_To be done:_ Every entry must be copied word for word.

─── Records for this exercise

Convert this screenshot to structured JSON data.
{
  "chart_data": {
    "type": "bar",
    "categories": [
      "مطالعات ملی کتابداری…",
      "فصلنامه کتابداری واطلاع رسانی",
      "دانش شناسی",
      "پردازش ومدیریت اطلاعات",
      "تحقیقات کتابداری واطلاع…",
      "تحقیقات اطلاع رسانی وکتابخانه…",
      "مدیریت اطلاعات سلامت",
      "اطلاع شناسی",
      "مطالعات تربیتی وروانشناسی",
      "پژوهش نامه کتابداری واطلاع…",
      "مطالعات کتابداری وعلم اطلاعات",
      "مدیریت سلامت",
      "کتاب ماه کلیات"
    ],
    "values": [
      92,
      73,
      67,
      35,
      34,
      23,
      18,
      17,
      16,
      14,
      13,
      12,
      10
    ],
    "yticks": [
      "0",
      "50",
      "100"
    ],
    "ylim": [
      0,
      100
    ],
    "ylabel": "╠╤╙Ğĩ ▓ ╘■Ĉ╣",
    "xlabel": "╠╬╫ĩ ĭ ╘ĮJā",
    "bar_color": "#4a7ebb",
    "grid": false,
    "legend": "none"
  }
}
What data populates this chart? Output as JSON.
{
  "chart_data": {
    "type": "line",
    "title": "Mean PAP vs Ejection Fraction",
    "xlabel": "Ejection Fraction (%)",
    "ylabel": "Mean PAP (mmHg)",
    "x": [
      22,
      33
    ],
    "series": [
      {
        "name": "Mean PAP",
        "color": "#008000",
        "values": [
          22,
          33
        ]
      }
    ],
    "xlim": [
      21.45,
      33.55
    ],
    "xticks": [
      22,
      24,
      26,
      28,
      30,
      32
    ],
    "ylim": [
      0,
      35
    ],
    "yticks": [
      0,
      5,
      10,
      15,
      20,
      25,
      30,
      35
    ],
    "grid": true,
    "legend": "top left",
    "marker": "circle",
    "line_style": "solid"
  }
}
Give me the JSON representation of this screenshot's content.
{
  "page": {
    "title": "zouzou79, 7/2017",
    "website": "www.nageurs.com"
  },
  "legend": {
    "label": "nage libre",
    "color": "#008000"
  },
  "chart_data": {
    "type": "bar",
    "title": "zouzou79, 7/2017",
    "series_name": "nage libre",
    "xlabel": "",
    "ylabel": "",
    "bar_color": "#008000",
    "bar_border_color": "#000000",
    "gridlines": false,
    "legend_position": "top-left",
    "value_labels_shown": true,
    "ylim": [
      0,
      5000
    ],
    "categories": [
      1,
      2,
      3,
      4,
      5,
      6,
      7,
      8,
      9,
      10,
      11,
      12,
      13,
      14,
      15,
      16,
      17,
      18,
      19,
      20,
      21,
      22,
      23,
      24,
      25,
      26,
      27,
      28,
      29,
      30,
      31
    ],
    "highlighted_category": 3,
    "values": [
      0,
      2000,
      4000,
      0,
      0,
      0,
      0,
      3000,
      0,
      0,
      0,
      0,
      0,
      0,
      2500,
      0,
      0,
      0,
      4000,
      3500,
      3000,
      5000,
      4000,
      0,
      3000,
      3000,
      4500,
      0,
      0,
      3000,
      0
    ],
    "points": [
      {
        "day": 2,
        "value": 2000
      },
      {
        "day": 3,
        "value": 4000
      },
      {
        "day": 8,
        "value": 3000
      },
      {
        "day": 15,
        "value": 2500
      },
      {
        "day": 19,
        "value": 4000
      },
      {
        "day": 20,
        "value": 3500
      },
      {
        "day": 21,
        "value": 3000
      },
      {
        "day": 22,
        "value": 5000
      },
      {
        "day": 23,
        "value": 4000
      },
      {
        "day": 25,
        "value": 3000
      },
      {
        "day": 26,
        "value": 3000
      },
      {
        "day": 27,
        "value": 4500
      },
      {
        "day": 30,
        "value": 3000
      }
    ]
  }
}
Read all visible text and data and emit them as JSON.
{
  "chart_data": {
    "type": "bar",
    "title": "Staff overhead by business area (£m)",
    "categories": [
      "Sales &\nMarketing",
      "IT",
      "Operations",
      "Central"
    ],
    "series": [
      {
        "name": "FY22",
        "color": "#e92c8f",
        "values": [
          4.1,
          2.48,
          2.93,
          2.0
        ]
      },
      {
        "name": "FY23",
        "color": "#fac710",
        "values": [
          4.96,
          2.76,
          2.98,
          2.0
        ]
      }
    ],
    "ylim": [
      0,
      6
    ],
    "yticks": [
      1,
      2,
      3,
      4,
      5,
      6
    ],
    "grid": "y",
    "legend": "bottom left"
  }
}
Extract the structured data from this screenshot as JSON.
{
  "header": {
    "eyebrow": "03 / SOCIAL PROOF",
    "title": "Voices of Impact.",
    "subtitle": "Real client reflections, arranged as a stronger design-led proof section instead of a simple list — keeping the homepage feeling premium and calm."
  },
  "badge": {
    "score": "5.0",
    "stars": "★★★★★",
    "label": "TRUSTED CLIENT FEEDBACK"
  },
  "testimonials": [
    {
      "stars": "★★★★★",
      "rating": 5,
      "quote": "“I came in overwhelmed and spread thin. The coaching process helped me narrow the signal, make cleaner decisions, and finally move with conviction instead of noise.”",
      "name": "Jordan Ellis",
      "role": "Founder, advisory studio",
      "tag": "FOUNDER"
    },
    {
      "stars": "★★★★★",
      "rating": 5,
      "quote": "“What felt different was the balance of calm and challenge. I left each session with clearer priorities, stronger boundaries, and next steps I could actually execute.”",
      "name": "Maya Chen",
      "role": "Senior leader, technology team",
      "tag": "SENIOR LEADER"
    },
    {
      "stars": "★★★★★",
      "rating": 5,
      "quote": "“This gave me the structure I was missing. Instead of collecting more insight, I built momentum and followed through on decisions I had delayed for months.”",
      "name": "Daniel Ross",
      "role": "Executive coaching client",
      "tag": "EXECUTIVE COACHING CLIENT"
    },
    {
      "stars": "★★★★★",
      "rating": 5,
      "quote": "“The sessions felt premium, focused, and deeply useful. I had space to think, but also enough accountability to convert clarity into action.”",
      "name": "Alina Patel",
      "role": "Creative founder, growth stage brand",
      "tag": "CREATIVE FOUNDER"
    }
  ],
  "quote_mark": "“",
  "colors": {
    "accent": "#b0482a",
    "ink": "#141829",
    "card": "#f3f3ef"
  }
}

──────

_Answer for the task:_
Convert this screenshot to structured JSON data.
{
  "chart_data": {
    "type": "bar",
    "categories": [
      "مطالعات ملی کتابداری…",
      "فصلنامه کتابداری واطلاع رسانی",
      "دانش شناسی",
      "پردازش ومدیریت اطلاعات",
      "تحقیقات کتابداری واطلاع…",
      "تحقیقات اطلاع رسانی وکتابخانه…",
      "مدیریت اطلاعات سلامت",
      "اطلاع شناسی",
      "مطالعات تربیتی وروانشناسی",
      "پژوهش نامه کتابداری واطلاع…",
      "مطالعات کتابداری وعلم اطلاعات",
      "مدیریت سلامت",
      "کتاب ماه کلیات"
    ],
    "values": [
      92,
      73,
      67,
      35,
      34,
      23,
      18,
      17,
      16,
      14,
      13,
      12,
      10
    ],
    "yticks": [
      "0",
      "50",
      "100"
    ],
    "ylim": [
      0,
      100
    ],
    "ylabel": "╠╤╙Ğĩ ▓ ╘■Ĉ╣",
    "xlabel": "╠╬╫ĩ ĭ ╘ĮJā",
    "bar_color": "#4a7ebb",
    "grid": false,
    "legend": "none"
  }
}
What data populates this chart? Output as JSON.
{
  "chart_data": {
    "type": "line",
    "title": "Mean PAP vs Ejection Fraction",
    "xlabel": "Ejection Fraction (%)",
    "ylabel": "Mean PAP (mmHg)",
    "x": [
      22,
      33
    ],
    "series": [
      {
        "name": "Mean PAP",
        "color": "#008000",
        "values": [
          22,
          33
        ]
      }
    ],
    "xlim": [
      21.45,
      33.55
    ],
    "xticks": [
      22,
      24,
      26,
      28,
      30,
      32
    ],
    "ylim": [
      0,
      35
    ],
    "yticks": [
      0,
      5,
      10,
      15,
      20,
      25,
      30,
      35
    ],
    "grid": true,
    "legend": "top left",
    "marker": "circle",
    "line_style": "solid"
  }
}
Give me the JSON representation of this screenshot's content.
{
  "page": {
    "title": "zouzou79, 7/2017",
    "website": "www.nageurs.com"
  },
  "legend": {
    "label": "nage libre",
    "color": "#008000"
  },
  "chart_data": {
    "type": "bar",
    "title": "zouzou79, 7/2017",
    "series_name": "nage libre",
    "xlabel": "",
    "ylabel": "",
    "bar_color": "#008000",
    "bar_border_color": "#000000",
    "gridlines": false,
    "legend_position": "top-left",
    "value_labels_shown": true,
    "ylim": [
      0,
      5000
    ],
    "categories": [
      1,
      2,
      3,
      4,
      5,
      6,
      7,
      8,
      9,
      10,
      11,
      12,
      13,
      14,
      15,
      16,
      17,
      18,
      19,
      20,
      21,
      22,
      23,
      24,
      25,
      26,
      27,
      28,
      29,
      30,
      31
    ],
    "highlighted_category": 3,
    "values": [
      0,
      2000,
      4000,
      0,
      0,
      0,
      0,
      3000,
      0,
      0,
      0,
      0,
      0,
      0,
      2500,
      0,
      0,
      0,
      4000,
      3500,
      3000,
      5000,
      4000,
      0,
      3000,
      3000,
      4500,
      0,
      0,
      3000,
      0
    ],
    "points": [
      {
        "day": 2,
        "value": 2000
      },
      {
        "day": 3,
        "value": 4000
      },
      {
        "day": 8,
        "value": 3000
      },
      {
        "day": 15,
        "value": 2500
      },
      {
        "day": 19,
        "value": 4000
      },
      {
        "day": 20,
        "value": 3500
      },
      {
        "day": 21,
        "value": 3000
      },
      {
        "day": 22,
        "value": 5000
      },
      {
        "day": 23,
        "value": 4000
      },
      {
        "day": 25,
        "value": 3000
      },
      {
        "day": 26,
        "value": 3000
      },
      {
        "day": 27,
        "value": 4500
      },
      {
        "day": 30,
        "value": 3000
      }
    ]
  }
}
Read all visible text and data and emit them as JSON.
{
  "chart_data": {
    "type": "bar",
    "title": "Staff overhead by business area (£m)",
    "categories": [
      "Sales &\nMarketing",
      "IT",
      "Operations",
      "Central"
    ],
    "series": [
      {
        "name": "FY22",
        "color": "#e92c8f",
        "values": [
          4.1,
          2.48,
          2.93,
          2.0
        ]
      },
      {
        "name": "FY23",
        "color": "#fac710",
        "values": [
          4.96,
          2.76,
          2.98,
          2.0
        ]
      }
    ],
    "ylim": [
      0,
      6
    ],
    "yticks": [
      1,
      2,
      3,
      4,
      5,
      6
    ],
    "grid": "y",
    "legend": "bottom left"
  }
}
Extract the structured data from this screenshot as JSON.
{
  "header": {
    "eyebrow": "03 / SOCIAL PROOF",
    "title": "Voices of Impact.",
    "subtitle": "Real client reflections, arranged as a stronger design-led proof section instead of a simple list — keeping the homepage feeling premium and calm."
  },
  "badge": {
    "score": "5.0",
    "stars": "★★★★★",
    "label": "TRUSTED CLIENT FEEDBACK"
  },
  "testimonials": [
    {
      "stars": "★★★★★",
      "rating": 5,
      "quote": "“I came in overwhelmed and spread thin. The coaching process helped me narrow the signal, make cleaner decisions, and finally move with conviction instead of noise.”",
      "name": "Jordan Ellis",
      "role": "Founder, advisory studio",
      "tag": "FOUNDER"
    },
    {
      "stars": "★★★★★",
      "rating": 5,
      "quote": "“What felt different was the balance of calm and challenge. I left each session with clearer priorities, stronger boundaries, and next steps I could actually execute.”",
      "name": "Maya Chen",
      "role": "Senior leader, technology team",
      "tag": "SENIOR LEADER"
    },
    {
      "stars": "★★★★★",
      "rating": 5,
      "quote": "“This gave me the structure I was missing. Instead of collecting more insight, I built momentum and followed through on decisions I had delayed for months.”",
      "name": "Daniel Ross",
      "role": "Executive coaching client",
      "tag": "EXECUTIVE COACHING CLIENT"
    },
    {
      "stars": "★★★★★",
      "rating": 5,
      "quote": "“The sessions felt premium, focused, and deeply useful. I had space to think, but also enough accountability to convert clarity into action.”",
      "name": "Alina Patel",
      "role": "Creative founder, growth stage brand",
      "tag": "CREATIVE FOUNDER"
    }
  ],
  "quote_mark": "“",
  "colors": {
    "accent": "#b0482a",
    "ink": "#141829",
    "card": "#f3f3ef"
  }
}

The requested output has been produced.